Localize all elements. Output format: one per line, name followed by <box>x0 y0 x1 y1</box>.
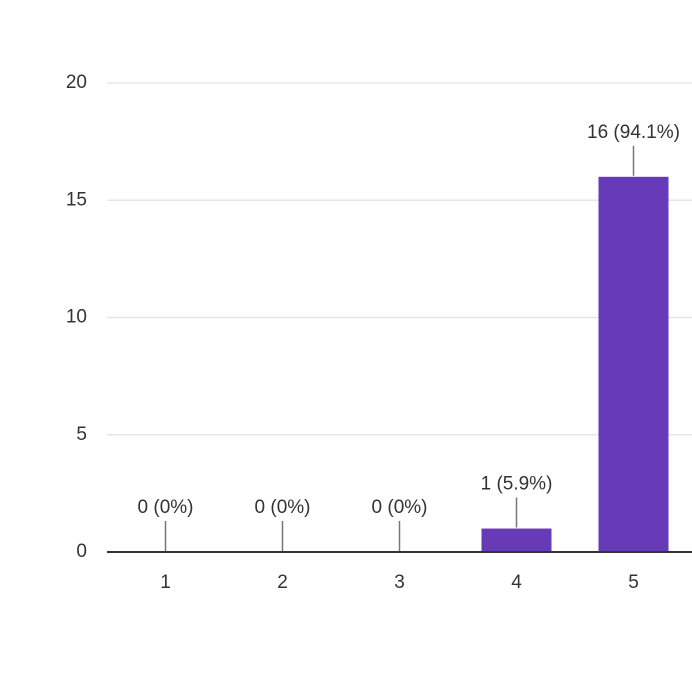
y-tick-label: 20 <box>66 72 87 93</box>
x-tick-label: 3 <box>394 572 405 593</box>
y-tick-label: 15 <box>66 189 87 210</box>
x-tick-label: 5 <box>628 572 639 593</box>
x-tick-label: 2 <box>277 572 288 593</box>
y-tick-label: 10 <box>66 307 87 328</box>
value-label: 16 (94.1%) <box>587 122 680 143</box>
x-tick-label: 4 <box>511 572 522 593</box>
y-tick-label: 5 <box>76 424 87 445</box>
value-label: 0 (0%) <box>138 497 194 518</box>
value-label: 1 (5.9%) <box>481 474 553 495</box>
bar <box>481 528 552 552</box>
x-tick-label: 1 <box>160 572 171 593</box>
bar <box>598 176 669 553</box>
value-label: 0 (0%) <box>372 497 428 518</box>
value-label: 0 (0%) <box>255 497 311 518</box>
y-tick-label: 0 <box>76 541 87 562</box>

* STATED EXERCISE: How many lines in the material above contain the string "value"? Reply with the number alone.

* ANSWER FOR THIS EXERCISE: 5